■ **Instruction**: Collect every line in the records below that contains the word "torque".

■ **Information provided**:

───

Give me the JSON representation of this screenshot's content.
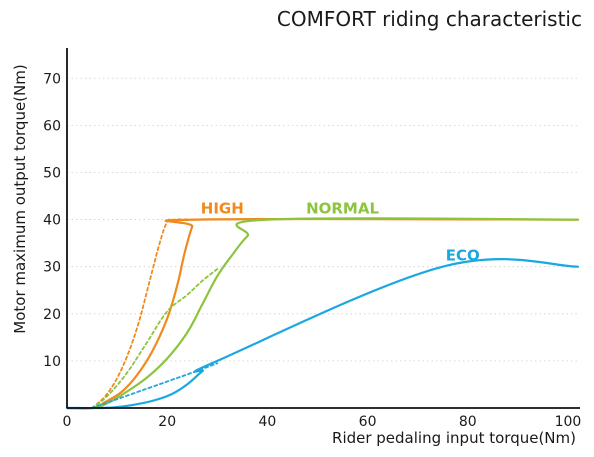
{
  "chart_data": {
    "type": "line",
    "title": "COMFORT riding characteristic",
    "xlabel": "Rider pedaling input torque(Nm)",
    "ylabel": "Motor maximum output torque(Nm)",
    "xlim": [
      0,
      102
    ],
    "ylim": [
      0,
      76
    ],
    "xticks": [
      0,
      20,
      40,
      60,
      80,
      100
    ],
    "yticks": [
      10,
      20,
      30,
      40,
      50,
      60,
      70
    ],
    "grid": true,
    "legend": "none",
    "series": [
      {
        "name": "HIGH",
        "color": "#f08a1c",
        "style": "solid",
        "points": [
          [
            0,
            0
          ],
          [
            5,
            0
          ],
          [
            8,
            1.5
          ],
          [
            11,
            3.5
          ],
          [
            14,
            7
          ],
          [
            17,
            12
          ],
          [
            20,
            19
          ],
          [
            22,
            26
          ],
          [
            23.5,
            33
          ],
          [
            25,
            38.5
          ],
          [
            26,
            40
          ],
          [
            102,
            40
          ]
        ]
      },
      {
        "name": "HIGH",
        "color": "#f08a1c",
        "style": "dashed",
        "showLabel": false,
        "points": [
          [
            5,
            0
          ],
          [
            8,
            3
          ],
          [
            11,
            8.5
          ],
          [
            14,
            17
          ],
          [
            16.5,
            27
          ],
          [
            18.5,
            35
          ],
          [
            20,
            39.5
          ],
          [
            21.5,
            40
          ],
          [
            26,
            40
          ]
        ]
      },
      {
        "name": "NORMAL",
        "color": "#8cc43e",
        "style": "solid",
        "points": [
          [
            0,
            0
          ],
          [
            5,
            0
          ],
          [
            8,
            1
          ],
          [
            12,
            3.5
          ],
          [
            16,
            6.5
          ],
          [
            20,
            10.5
          ],
          [
            24,
            16
          ],
          [
            27,
            22
          ],
          [
            30,
            28
          ],
          [
            33,
            32.5
          ],
          [
            36,
            36.5
          ],
          [
            40,
            40
          ],
          [
            102,
            40
          ]
        ]
      },
      {
        "name": "NORMAL",
        "color": "#8cc43e",
        "style": "dashed",
        "showLabel": false,
        "points": [
          [
            5,
            0
          ],
          [
            8,
            2.5
          ],
          [
            12,
            7.5
          ],
          [
            16,
            14
          ],
          [
            20,
            20.5
          ],
          [
            24,
            24
          ],
          [
            27,
            27
          ],
          [
            30,
            29.5
          ]
        ]
      },
      {
        "name": "ECO",
        "color": "#1aa8e0",
        "style": "solid",
        "points": [
          [
            0,
            0
          ],
          [
            7,
            0
          ],
          [
            10,
            0.2
          ],
          [
            14,
            0.8
          ],
          [
            18,
            1.8
          ],
          [
            21,
            3
          ],
          [
            24,
            5
          ],
          [
            27,
            7.8
          ],
          [
            30,
            10
          ],
          [
            75,
            30
          ],
          [
            102,
            30
          ]
        ]
      },
      {
        "name": "ECO",
        "color": "#1aa8e0",
        "style": "dashed",
        "showLabel": false,
        "points": [
          [
            5,
            0
          ],
          [
            9,
            1.5
          ],
          [
            13,
            3
          ],
          [
            17,
            4.5
          ],
          [
            21,
            6
          ],
          [
            25,
            7.5
          ],
          [
            30,
            9.5
          ]
        ]
      }
    ]
  }
}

───

■ **Solution to this task**:
    "xlabel": "Rider pedaling input torque(Nm)",
    "ylabel": "Motor maximum output torque(Nm)",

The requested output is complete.